__Problem to work on__
For each line below that contains the string "icon", copy that line.

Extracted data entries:
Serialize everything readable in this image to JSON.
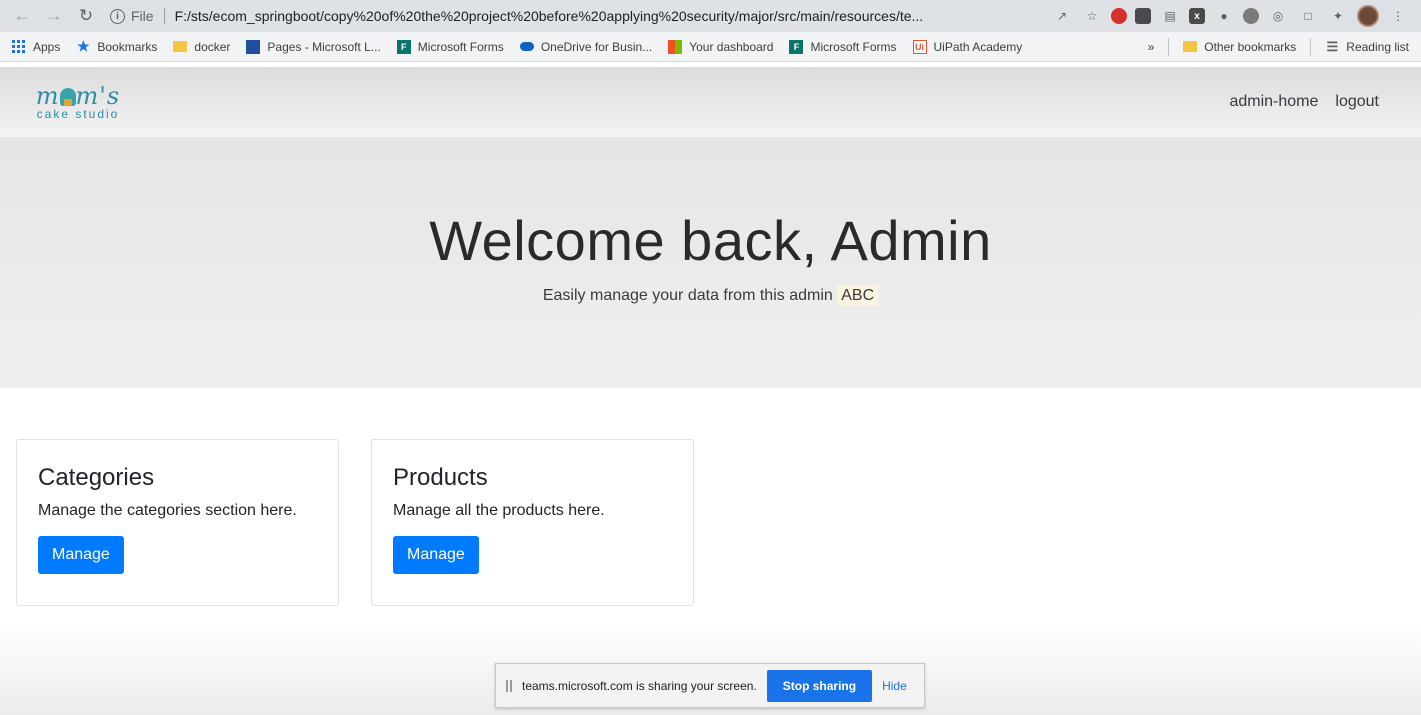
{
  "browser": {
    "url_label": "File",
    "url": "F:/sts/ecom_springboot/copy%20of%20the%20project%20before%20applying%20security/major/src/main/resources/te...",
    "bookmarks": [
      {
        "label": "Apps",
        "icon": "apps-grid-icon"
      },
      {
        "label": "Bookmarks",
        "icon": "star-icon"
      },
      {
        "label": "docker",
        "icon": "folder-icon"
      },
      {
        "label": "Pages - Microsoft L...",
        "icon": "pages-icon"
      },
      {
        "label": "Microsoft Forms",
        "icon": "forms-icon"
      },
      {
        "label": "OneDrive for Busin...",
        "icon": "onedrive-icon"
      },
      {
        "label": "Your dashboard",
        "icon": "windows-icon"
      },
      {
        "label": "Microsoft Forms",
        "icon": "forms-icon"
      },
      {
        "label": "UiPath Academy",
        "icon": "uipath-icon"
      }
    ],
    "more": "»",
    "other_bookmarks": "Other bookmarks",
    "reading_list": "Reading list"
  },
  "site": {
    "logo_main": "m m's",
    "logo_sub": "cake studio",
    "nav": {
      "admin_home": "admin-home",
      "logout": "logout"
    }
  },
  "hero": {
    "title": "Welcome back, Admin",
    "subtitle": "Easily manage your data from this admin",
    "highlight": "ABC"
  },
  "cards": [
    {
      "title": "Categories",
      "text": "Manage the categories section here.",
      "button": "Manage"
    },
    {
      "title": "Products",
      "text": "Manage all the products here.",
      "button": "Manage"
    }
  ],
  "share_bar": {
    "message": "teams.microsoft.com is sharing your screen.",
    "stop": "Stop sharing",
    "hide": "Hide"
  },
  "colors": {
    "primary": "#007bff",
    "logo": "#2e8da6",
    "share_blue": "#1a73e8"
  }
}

__Exercise solution__
        "icon": "apps-grid-icon"
        "icon": "star-icon"
        "icon": "folder-icon"
        "icon": "pages-icon"
        "icon": "forms-icon"
        "icon": "onedrive-icon"
        "icon": "windows-icon"
        "icon": "forms-icon"
        "icon": "uipath-icon"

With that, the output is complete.